▸ À FAIRE:
- A) Recopiez le passage de l'article sur la filière noix bio, de « (1)   L’absence » à « production est compliquée. ».
- B) Quelles personnes sont nommées dans l'article sur la filière noix bio ?

▸ TEXTE À LIRE:
************

Le propos d’Arnaud Rivière, metteur en marché à Vinay, est plus nuancé. « Pour nous, le bio est de plus en plus compliqué, car nous sommes concurrencés par des productions étrangères plus attractives en termes de tarification. A l’export, nous avons perdu des marchés car nous n’étions pas assez compétitifs. Les clients achètent davantage un label qu’une qualité ou une origine. Et en France, nous conservons nos acheteurs historiques qui jouent la carte du bio français, mais sur les nouveaux clients qui avaient cherché à se diversifier, aujourd’hui, ils gardent l’AOP, mais pas le bio. »

Réfléchissant à l’avenir, il s’interroge aussi : « si les industriels et les magasins jouent le jeu, nous encouragerons les producteurs à rester en bio, mais si les portes se ferment sur le plan commercial, nous ne saurons pas comment les accompagner ». Il constate une vraie différence entre les consommateurs et les magasins convaincus, prêts à payer plus cher un produit bio et local, et les autres, capables d’acheter un produit bio qui vient de l’autre bout de la planète sur lequel a été utilisé des produits non homologués en France, mais moins cher. « Il nous faudrait vraiment un label bio français ».

« L’affaire de tous »

Pour cette prochaine campagne, les déconversions semblent encore très marginales. Mais dans les vergers, les réflexions se multiplient. Les années à venir s’annoncent donc déterminantes. Chacun va devoir jouer son rôle.

Comme le souligne Christian Nagearaffe, « pressée, stigmatisée, par les consommateurs, les politiques publiques, les associations environnementales, la filière noix a eu envie de s’engager dans le bio et l’a fait. Elle est prête à répondre à la demande, sauf que la demande n’est finalement pas au rendez-vous ».

« Les consommateurs disent vouloir des produits de qualité, bio, mais ils ne veulent pas le payer », disent, unanimes, les différents acteurs de la filière. Pour les producteurs de noix qui travaillent sur un temps long, investissent sur une génération, il n’est pas possible de se faire un plan de carrière. Arnaud Rivière conclut ainsi : « Les agriculteurs sont prêts à investir dans leurs pratiques pour avoir un meilleur produit pour la planète et pour l’homme. Mais il faut qu’ils soient rémunérés en conséquence. Cela, c’est l’affaire de tous ! ».  

Isabelle Brenguier

(1)   L’absence de solutions chimiques de synthèse réduit les marges de manœuvre face aux ravageurs, aux maladies et aux adventices, ce qui accroît la sensibilité aux aléas.

Témoignage

« Notre activité doit être rentable »

Installée à L’Albenc, Laura Mathieu conduit ses vergers en bio depuis 2021. Mais la rentabilité de ce mode de production est compliquée.

« Notre activité doit être rentable »

************

▸ LIGNES FOURNIES:
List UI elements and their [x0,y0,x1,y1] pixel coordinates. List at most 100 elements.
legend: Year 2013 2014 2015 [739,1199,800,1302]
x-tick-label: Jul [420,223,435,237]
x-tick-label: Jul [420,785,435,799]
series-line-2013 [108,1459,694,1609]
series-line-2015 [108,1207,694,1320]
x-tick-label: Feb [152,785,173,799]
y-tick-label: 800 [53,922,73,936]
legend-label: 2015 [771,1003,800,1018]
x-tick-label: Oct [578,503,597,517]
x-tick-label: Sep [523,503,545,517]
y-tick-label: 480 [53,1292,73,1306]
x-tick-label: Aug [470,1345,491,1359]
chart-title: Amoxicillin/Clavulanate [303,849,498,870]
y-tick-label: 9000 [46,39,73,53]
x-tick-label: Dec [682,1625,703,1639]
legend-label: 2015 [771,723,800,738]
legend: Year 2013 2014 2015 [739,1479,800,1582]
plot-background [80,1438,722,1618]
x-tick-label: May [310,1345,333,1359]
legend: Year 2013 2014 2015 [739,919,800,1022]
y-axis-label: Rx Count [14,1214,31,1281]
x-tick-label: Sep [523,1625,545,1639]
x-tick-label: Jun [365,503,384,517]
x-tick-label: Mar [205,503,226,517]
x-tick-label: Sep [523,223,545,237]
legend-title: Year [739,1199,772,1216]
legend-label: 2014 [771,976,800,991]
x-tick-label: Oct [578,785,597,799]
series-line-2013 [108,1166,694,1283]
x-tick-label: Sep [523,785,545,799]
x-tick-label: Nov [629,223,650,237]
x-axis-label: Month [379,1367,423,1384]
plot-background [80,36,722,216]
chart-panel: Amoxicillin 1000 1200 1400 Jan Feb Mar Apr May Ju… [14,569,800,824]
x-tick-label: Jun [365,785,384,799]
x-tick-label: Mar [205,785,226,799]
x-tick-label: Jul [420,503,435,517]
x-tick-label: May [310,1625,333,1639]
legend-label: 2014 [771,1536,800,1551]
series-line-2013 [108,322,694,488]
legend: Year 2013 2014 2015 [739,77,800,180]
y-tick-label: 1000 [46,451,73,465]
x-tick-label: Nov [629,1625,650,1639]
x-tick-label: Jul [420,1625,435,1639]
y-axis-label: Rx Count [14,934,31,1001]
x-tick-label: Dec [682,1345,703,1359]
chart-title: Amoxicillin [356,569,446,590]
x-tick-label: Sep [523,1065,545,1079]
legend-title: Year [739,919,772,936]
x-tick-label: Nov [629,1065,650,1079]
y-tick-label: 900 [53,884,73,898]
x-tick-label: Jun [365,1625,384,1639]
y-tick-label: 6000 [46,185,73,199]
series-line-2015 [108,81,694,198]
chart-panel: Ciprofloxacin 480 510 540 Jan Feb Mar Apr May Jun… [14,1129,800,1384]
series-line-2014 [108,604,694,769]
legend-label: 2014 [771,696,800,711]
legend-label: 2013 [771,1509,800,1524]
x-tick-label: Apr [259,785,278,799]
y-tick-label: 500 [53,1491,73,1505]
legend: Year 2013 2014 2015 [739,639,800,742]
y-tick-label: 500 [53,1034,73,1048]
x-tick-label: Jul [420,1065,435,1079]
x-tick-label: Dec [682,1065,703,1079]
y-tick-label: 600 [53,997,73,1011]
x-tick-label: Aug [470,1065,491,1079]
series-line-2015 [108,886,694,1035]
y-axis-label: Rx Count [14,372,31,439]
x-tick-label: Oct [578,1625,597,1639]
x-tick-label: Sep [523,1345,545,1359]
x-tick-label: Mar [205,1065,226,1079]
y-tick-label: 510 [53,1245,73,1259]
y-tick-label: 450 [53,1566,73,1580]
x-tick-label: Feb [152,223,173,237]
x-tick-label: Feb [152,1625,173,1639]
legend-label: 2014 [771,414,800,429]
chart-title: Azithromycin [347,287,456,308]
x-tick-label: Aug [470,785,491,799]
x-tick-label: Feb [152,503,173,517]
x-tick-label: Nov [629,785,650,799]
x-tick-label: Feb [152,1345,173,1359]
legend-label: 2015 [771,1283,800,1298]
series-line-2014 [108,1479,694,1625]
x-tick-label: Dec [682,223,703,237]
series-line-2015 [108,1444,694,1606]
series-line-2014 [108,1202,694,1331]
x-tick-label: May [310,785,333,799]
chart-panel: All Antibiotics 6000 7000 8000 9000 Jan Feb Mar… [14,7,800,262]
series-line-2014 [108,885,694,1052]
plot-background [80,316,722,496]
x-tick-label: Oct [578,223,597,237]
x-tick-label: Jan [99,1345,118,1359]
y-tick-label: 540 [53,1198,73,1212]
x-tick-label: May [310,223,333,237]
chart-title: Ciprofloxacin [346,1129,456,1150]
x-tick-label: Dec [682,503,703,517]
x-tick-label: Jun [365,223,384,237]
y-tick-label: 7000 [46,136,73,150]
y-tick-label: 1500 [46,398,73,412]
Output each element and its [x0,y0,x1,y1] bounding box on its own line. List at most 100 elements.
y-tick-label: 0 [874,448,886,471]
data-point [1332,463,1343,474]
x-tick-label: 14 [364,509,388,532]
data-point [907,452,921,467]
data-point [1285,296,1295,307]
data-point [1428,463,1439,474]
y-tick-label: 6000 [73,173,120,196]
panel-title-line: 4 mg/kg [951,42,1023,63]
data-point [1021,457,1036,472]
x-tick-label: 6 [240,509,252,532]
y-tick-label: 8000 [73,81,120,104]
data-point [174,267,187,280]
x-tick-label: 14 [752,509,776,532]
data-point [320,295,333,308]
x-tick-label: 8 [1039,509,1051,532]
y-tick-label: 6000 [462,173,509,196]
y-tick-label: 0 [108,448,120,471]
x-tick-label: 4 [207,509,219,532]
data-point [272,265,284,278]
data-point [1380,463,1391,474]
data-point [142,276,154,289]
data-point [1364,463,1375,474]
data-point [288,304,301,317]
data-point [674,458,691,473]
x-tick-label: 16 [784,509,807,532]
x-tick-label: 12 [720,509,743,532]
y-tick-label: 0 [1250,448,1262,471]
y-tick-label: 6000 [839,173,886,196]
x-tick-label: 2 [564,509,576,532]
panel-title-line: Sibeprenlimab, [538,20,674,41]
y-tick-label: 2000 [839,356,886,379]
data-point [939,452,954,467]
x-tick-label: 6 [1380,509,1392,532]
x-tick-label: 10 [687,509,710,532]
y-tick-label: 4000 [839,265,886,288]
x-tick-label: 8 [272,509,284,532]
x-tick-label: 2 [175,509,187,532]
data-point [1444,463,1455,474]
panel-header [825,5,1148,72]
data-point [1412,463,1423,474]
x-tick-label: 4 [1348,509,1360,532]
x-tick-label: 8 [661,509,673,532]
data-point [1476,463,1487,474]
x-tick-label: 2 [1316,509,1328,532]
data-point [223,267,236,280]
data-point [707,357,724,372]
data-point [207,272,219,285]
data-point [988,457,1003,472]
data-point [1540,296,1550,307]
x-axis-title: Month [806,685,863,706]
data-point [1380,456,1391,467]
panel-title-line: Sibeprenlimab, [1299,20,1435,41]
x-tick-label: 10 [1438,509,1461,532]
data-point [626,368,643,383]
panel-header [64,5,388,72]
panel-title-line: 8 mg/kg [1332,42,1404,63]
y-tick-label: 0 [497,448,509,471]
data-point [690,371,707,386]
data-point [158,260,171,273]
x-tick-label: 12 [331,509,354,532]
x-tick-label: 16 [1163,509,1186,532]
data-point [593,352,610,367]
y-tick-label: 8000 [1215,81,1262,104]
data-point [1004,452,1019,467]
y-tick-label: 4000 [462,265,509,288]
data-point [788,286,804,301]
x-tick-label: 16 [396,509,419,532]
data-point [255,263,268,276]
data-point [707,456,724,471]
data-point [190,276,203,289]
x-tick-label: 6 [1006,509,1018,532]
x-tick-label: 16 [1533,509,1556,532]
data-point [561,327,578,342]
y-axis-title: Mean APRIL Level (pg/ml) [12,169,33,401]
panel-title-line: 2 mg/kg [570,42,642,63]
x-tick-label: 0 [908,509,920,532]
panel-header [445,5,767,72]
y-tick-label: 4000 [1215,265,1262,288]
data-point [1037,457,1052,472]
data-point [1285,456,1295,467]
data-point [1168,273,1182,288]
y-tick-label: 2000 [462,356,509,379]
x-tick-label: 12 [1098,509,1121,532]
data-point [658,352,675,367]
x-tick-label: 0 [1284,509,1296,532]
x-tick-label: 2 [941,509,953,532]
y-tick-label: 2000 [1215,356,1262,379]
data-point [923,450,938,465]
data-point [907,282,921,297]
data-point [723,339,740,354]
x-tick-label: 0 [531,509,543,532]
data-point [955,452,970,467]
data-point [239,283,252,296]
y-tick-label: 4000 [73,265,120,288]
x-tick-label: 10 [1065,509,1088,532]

************

▸ RÉPONSES:
- A)
(1)   L’absence de solutions chimiques de synthèse réduit les marges de manœuvre face aux ravageurs, aux maladies et aux adventices, ce qui accroît la sensibilité aux aléas.

Témoignage

« Notre activité doit être rentable »

Installée à L’Albenc, Laura Mathieu conduit ses vergers en bio depuis 2021. Mais la rentabilité de ce mode de production est compliquée.

- B)
Arnaud Rivière
Christian Nagearaffe
Isabelle Brenguier
Laura Mathieu